## Data supplied
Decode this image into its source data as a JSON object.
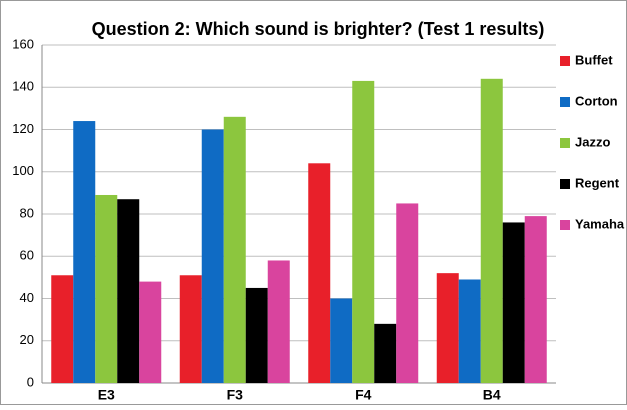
{
  "chart_data": {
    "type": "bar",
    "title": "Question 2: Which sound is brighter? (Test 1 results)",
    "categories": [
      "E3",
      "F3",
      "F4",
      "B4"
    ],
    "series": [
      {
        "name": "Buffet",
        "color": "#e8202a",
        "values": [
          51,
          51,
          104,
          52
        ]
      },
      {
        "name": "Corton",
        "color": "#0f6bc4",
        "values": [
          124,
          120,
          40,
          49
        ]
      },
      {
        "name": "Jazzo",
        "color": "#8cc63e",
        "values": [
          89,
          126,
          143,
          144
        ]
      },
      {
        "name": "Regent",
        "color": "#000000",
        "values": [
          87,
          45,
          28,
          76
        ]
      },
      {
        "name": "Yamaha",
        "color": "#d9449e",
        "values": [
          48,
          58,
          85,
          79
        ]
      }
    ],
    "ylim": [
      0,
      160
    ],
    "yticks": [
      0,
      20,
      40,
      60,
      80,
      100,
      120,
      140,
      160
    ],
    "grid": true,
    "legend": "right"
  }
}
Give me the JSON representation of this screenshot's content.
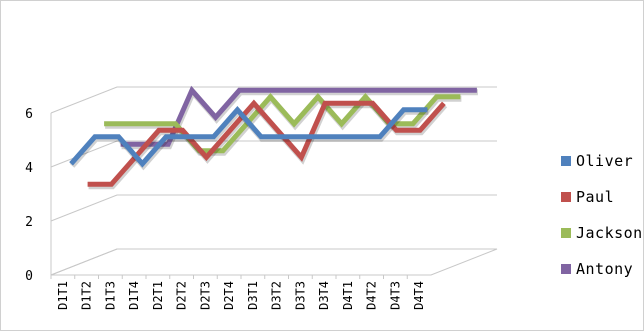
{
  "chart_data": {
    "type": "line",
    "title": "",
    "xlabel": "",
    "ylabel": "",
    "ylim": [
      0,
      6
    ],
    "yticks": [
      "0",
      "2",
      "4",
      "6"
    ],
    "grid": true,
    "legend_position": "right",
    "categories": [
      "D1T1",
      "D1T2",
      "D1T3",
      "D1T4",
      "D2T1",
      "D2T2",
      "D2T3",
      "D2T4",
      "D3T1",
      "D3T2",
      "D3T3",
      "D3T4",
      "D4T1",
      "D4T2",
      "D4T3",
      "D4T4"
    ],
    "series": [
      {
        "name": "Oliver",
        "color": "#4f81bd",
        "values": [
          4,
          5,
          5,
          4,
          5,
          5,
          5,
          6,
          5,
          5,
          5,
          5,
          5,
          5,
          6,
          6
        ]
      },
      {
        "name": "Paul",
        "color": "#c0504d",
        "values": [
          3,
          3,
          4,
          5,
          5,
          4,
          5,
          6,
          5,
          4,
          6,
          6,
          6,
          5,
          5,
          6
        ]
      },
      {
        "name": "Jackson",
        "color": "#9bbb59",
        "values": [
          5,
          5,
          5,
          5,
          4,
          4,
          5,
          6,
          5,
          6,
          5,
          6,
          5,
          5,
          6,
          6
        ]
      },
      {
        "name": "Antony",
        "color": "#8064a2",
        "values": [
          4,
          4,
          4,
          6,
          5,
          6,
          6,
          6,
          6,
          6,
          6,
          6,
          6,
          6,
          6,
          6
        ]
      }
    ]
  }
}
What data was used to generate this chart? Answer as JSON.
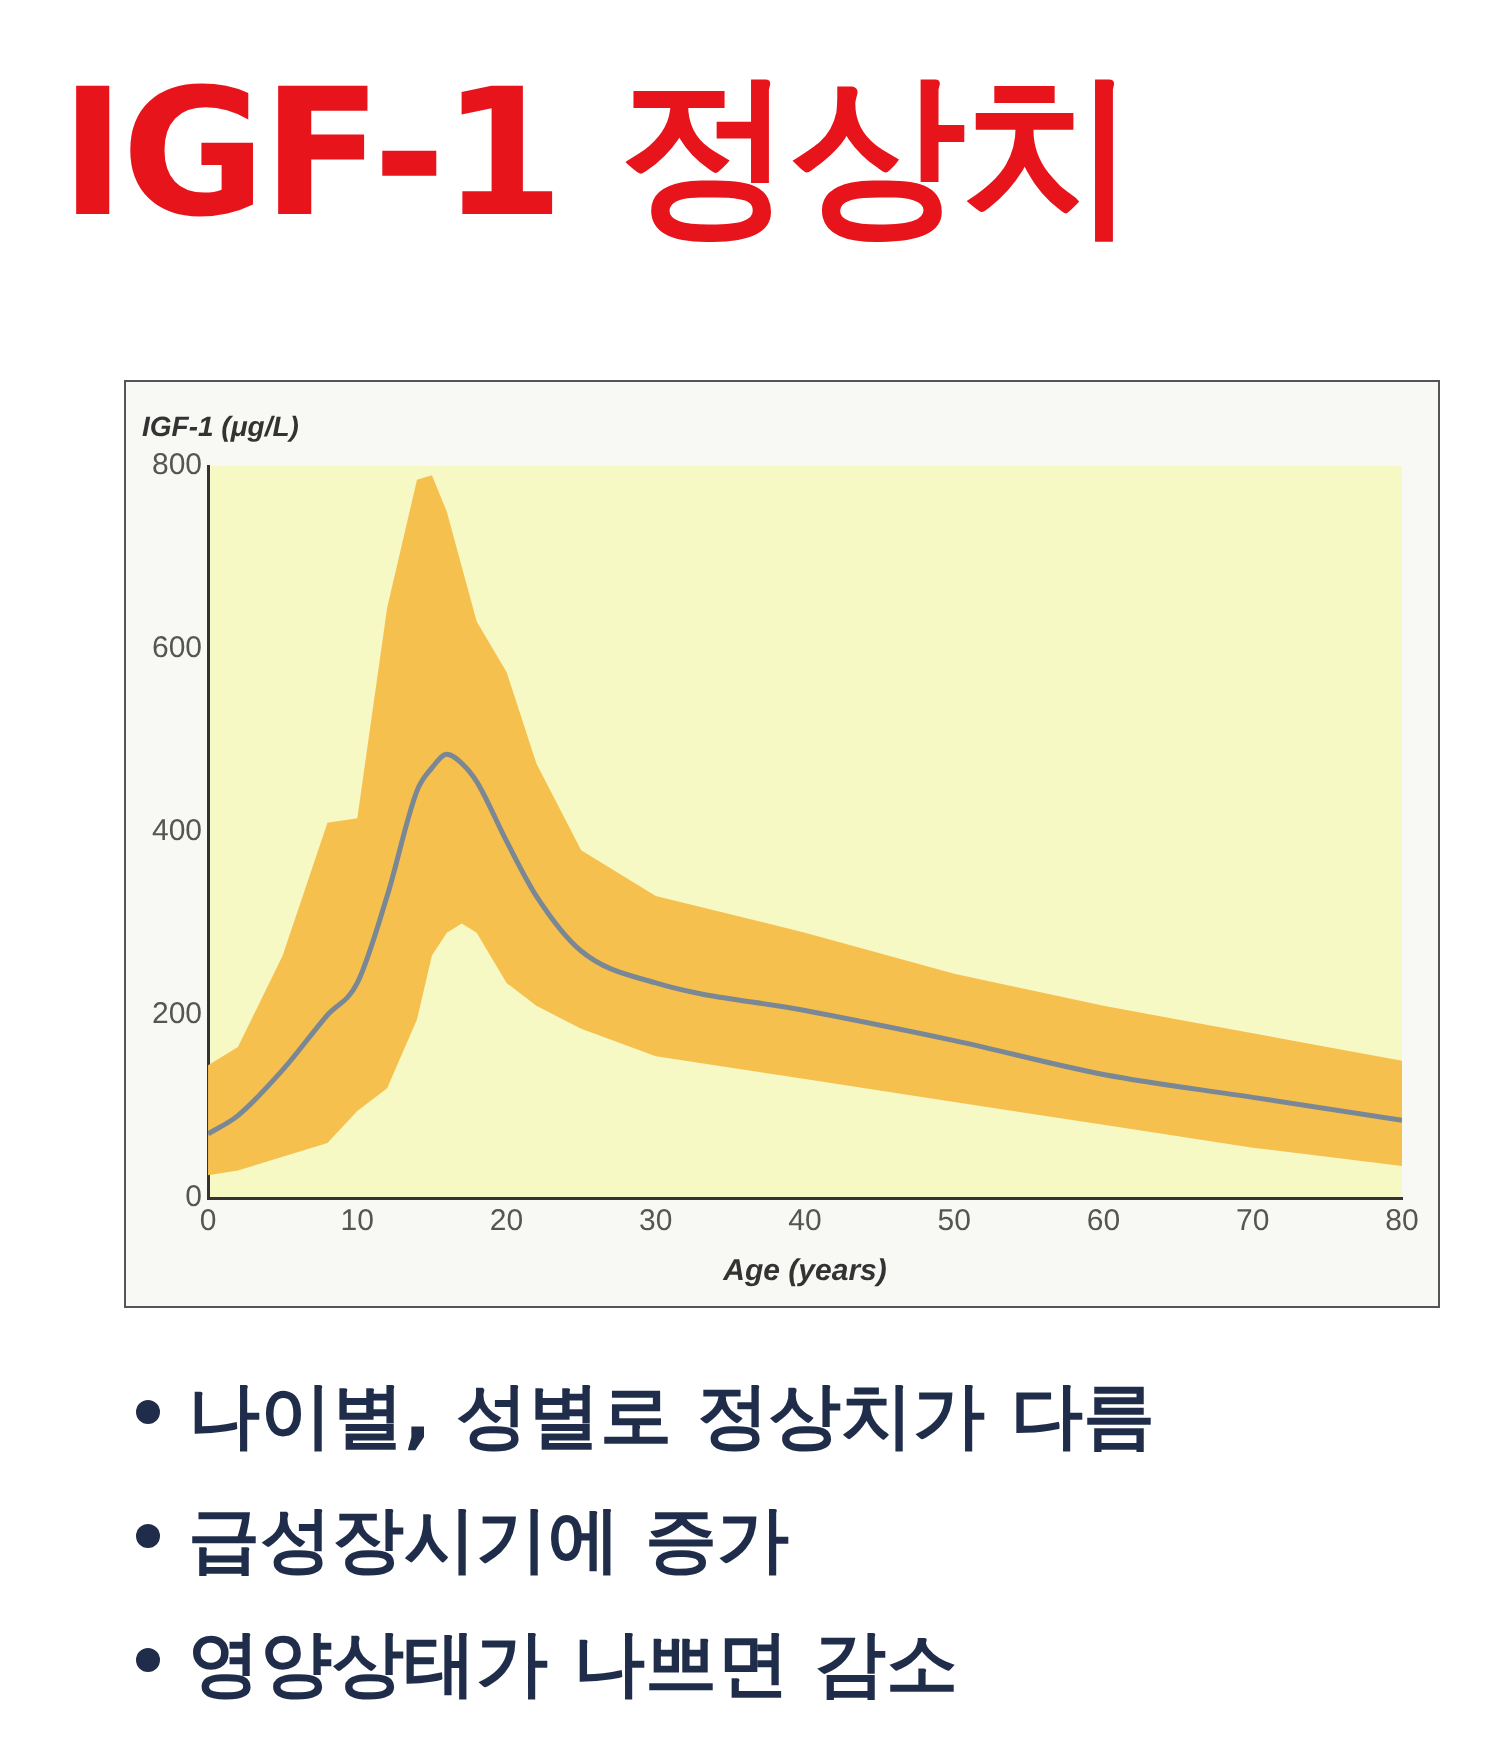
{
  "chart_data": {
    "type": "line",
    "title": "IGF-1 정상치",
    "xlabel": "Age (years)",
    "ylabel": "IGF-1 (μg/L)",
    "x": [
      0,
      2,
      5,
      8,
      10,
      12,
      14,
      15,
      16,
      17,
      18,
      20,
      22,
      25,
      30,
      40,
      50,
      60,
      70,
      80
    ],
    "series": [
      {
        "color": "#7a8794",
        "values": [
          70,
          90,
          140,
          200,
          235,
          330,
          445,
          470,
          485,
          475,
          455,
          390,
          330,
          270,
          235,
          205,
          172,
          135,
          110,
          85
        ],
        "lower": [
          25,
          30,
          45,
          60,
          95,
          120,
          195,
          265,
          290,
          300,
          290,
          235,
          210,
          185,
          155,
          130,
          105,
          80,
          55,
          35
        ],
        "upper": [
          145,
          165,
          265,
          410,
          415,
          645,
          785,
          790,
          750,
          690,
          630,
          575,
          475,
          380,
          330,
          290,
          245,
          210,
          180,
          150
        ]
      }
    ],
    "xlim": [
      0,
      80
    ],
    "xticks": [
      0,
      10,
      20,
      30,
      40,
      50,
      60,
      70,
      80
    ],
    "ylim": [
      0,
      800
    ],
    "yticks": [
      0,
      200,
      400,
      600,
      800
    ],
    "grid": false,
    "legend": false,
    "marker": "none",
    "line_style": "solid",
    "annotations": [
      "나이별, 성별로 정상치가 다름",
      "급성장시기에 증가",
      "영양상태가 나쁘면 감소"
    ]
  }
}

## Exercise directions
Beginning with the line that contains "What data was", repeat every remaining line of the data exactly, the last line included, and omit pictures.

## Result
What data was used to generate this chart? Answer as JSON.
{
  "chart_data": {
    "type": "line",
    "title": "IGF-1 정상치",
    "xlabel": "Age (years)",
    "ylabel": "IGF-1 (μg/L)",
    "x": [
      0,
      2,
      5,
      8,
      10,
      12,
      14,
      15,
      16,
      17,
      18,
      20,
      22,
      25,
      30,
      40,
      50,
      60,
      70,
      80
    ],
    "series": [
      {
        "color": "#7a8794",
        "values": [
          70,
          90,
          140,
          200,
          235,
          330,
          445,
          470,
          485,
          475,
          455,
          390,
          330,
          270,
          235,
          205,
          172,
          135,
          110,
          85
        ],
        "lower": [
          25,
          30,
          45,
          60,
          95,
          120,
          195,
          265,
          290,
          300,
          290,
          235,
          210,
          185,
          155,
          130,
          105,
          80,
          55,
          35
        ],
        "upper": [
          145,
          165,
          265,
          410,
          415,
          645,
          785,
          790,
          750,
          690,
          630,
          575,
          475,
          380,
          330,
          290,
          245,
          210,
          180,
          150
        ]
      }
    ],
    "xlim": [
      0,
      80
    ],
    "xticks": [
      0,
      10,
      20,
      30,
      40,
      50,
      60,
      70,
      80
    ],
    "ylim": [
      0,
      800
    ],
    "yticks": [
      0,
      200,
      400,
      600,
      800
    ],
    "grid": false,
    "legend": false,
    "marker": "none",
    "line_style": "solid",
    "annotations": [
      "나이별, 성별로 정상치가 다름",
      "급성장시기에 증가",
      "영양상태가 나쁘면 감소"
    ]
  }
}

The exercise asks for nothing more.